### AIM
All of the material below is to be retyped exactly.

### SUPPLIED MATERIAL
────────────────

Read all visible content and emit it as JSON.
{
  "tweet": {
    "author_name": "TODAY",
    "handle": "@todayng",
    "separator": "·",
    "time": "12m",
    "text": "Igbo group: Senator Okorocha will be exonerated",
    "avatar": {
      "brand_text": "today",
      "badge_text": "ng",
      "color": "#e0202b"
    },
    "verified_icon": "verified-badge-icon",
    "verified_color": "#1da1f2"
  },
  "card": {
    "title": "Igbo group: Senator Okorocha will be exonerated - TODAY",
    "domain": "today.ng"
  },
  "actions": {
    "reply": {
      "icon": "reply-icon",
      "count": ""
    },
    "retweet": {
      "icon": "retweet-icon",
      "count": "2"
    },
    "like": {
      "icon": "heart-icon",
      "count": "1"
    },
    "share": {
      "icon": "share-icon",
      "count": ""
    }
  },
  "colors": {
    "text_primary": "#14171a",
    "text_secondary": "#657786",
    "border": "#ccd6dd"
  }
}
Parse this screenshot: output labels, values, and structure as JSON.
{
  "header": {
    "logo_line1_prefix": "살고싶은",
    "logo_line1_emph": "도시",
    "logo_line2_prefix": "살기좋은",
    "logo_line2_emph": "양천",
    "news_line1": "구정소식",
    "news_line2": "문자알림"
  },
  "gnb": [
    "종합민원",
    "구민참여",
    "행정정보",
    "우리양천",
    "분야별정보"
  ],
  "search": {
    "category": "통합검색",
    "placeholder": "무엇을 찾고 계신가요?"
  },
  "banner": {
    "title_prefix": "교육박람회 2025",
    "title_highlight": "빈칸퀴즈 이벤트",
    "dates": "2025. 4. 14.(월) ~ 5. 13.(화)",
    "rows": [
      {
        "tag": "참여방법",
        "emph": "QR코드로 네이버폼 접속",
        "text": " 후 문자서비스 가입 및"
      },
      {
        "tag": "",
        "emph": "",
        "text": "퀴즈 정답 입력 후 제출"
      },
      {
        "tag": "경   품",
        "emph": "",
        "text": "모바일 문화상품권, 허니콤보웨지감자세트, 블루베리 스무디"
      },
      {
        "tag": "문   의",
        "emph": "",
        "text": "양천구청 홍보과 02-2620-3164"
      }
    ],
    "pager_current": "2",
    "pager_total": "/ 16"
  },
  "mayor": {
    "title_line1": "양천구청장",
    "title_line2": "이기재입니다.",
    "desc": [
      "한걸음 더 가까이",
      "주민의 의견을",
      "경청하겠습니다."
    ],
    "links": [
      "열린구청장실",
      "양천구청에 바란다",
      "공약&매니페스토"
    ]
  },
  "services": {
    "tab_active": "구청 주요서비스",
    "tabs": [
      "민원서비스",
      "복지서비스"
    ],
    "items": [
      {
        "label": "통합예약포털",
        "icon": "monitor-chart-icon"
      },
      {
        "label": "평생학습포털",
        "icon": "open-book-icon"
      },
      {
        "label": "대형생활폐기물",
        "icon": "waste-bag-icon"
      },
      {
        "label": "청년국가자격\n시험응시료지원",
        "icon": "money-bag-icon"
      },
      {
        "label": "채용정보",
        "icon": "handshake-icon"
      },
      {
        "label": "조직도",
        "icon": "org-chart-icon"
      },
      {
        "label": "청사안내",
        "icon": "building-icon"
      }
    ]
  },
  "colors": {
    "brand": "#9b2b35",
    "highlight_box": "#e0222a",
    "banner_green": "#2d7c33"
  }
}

────────────────

### TASK OUTPUT
Read all visible content and emit it as JSON.
{
  "tweet": {
    "author_name": "TODAY",
    "handle": "@todayng",
    "separator": "·",
    "time": "12m",
    "text": "Igbo group: Senator Okorocha will be exonerated",
    "avatar": {
      "brand_text": "today",
      "badge_text": "ng",
      "color": "#e0202b"
    },
    "verified_icon": "verified-badge-icon",
    "verified_color": "#1da1f2"
  },
  "card": {
    "title": "Igbo group: Senator Okorocha will be exonerated - TODAY",
    "domain": "today.ng"
  },
  "actions": {
    "reply": {
      "icon": "reply-icon",
      "count": ""
    },
    "retweet": {
      "icon": "retweet-icon",
      "count": "2"
    },
    "like": {
      "icon": "heart-icon",
      "count": "1"
    },
    "share": {
      "icon": "share-icon",
      "count": ""
    }
  },
  "colors": {
    "text_primary": "#14171a",
    "text_secondary": "#657786",
    "border": "#ccd6dd"
  }
}
Parse this screenshot: output labels, values, and structure as JSON.
{
  "header": {
    "logo_line1_prefix": "살고싶은",
    "logo_line1_emph": "도시",
    "logo_line2_prefix": "살기좋은",
    "logo_line2_emph": "양천",
    "news_line1": "구정소식",
    "news_line2": "문자알림"
  },
  "gnb": [
    "종합민원",
    "구민참여",
    "행정정보",
    "우리양천",
    "분야별정보"
  ],
  "search": {
    "category": "통합검색",
    "placeholder": "무엇을 찾고 계신가요?"
  },
  "banner": {
    "title_prefix": "교육박람회 2025",
    "title_highlight": "빈칸퀴즈 이벤트",
    "dates": "2025. 4. 14.(월) ~ 5. 13.(화)",
    "rows": [
      {
        "tag": "참여방법",
        "emph": "QR코드로 네이버폼 접속",
        "text": " 후 문자서비스 가입 및"
      },
      {
        "tag": "",
        "emph": "",
        "text": "퀴즈 정답 입력 후 제출"
      },
      {
        "tag": "경   품",
        "emph": "",
        "text": "모바일 문화상품권, 허니콤보웨지감자세트, 블루베리 스무디"
      },
      {
        "tag": "문   의",
        "emph": "",
        "text": "양천구청 홍보과 02-2620-3164"
      }
    ],
    "pager_current": "2",
    "pager_total": "/ 16"
  },
  "mayor": {
    "title_line1": "양천구청장",
    "title_line2": "이기재입니다.",
    "desc": [
      "한걸음 더 가까이",
      "주민의 의견을",
      "경청하겠습니다."
    ],
    "links": [
      "열린구청장실",
      "양천구청에 바란다",
      "공약&매니페스토"
    ]
  },
  "services": {
    "tab_active": "구청 주요서비스",
    "tabs": [
      "민원서비스",
      "복지서비스"
    ],
    "items": [
      {
        "label": "통합예약포털",
        "icon": "monitor-chart-icon"
      },
      {
        "label": "평생학습포털",
        "icon": "open-book-icon"
      },
      {
        "label": "대형생활폐기물",
        "icon": "waste-bag-icon"
      },
      {
        "label": "청년국가자격\n시험응시료지원",
        "icon": "money-bag-icon"
      },
      {
        "label": "채용정보",
        "icon": "handshake-icon"
      },
      {
        "label": "조직도",
        "icon": "org-chart-icon"
      },
      {
        "label": "청사안내",
        "icon": "building-icon"
      }
    ]
  },
  "colors": {
    "brand": "#9b2b35",
    "highlight_box": "#e0222a",
    "banner_green": "#2d7c33"
  }
}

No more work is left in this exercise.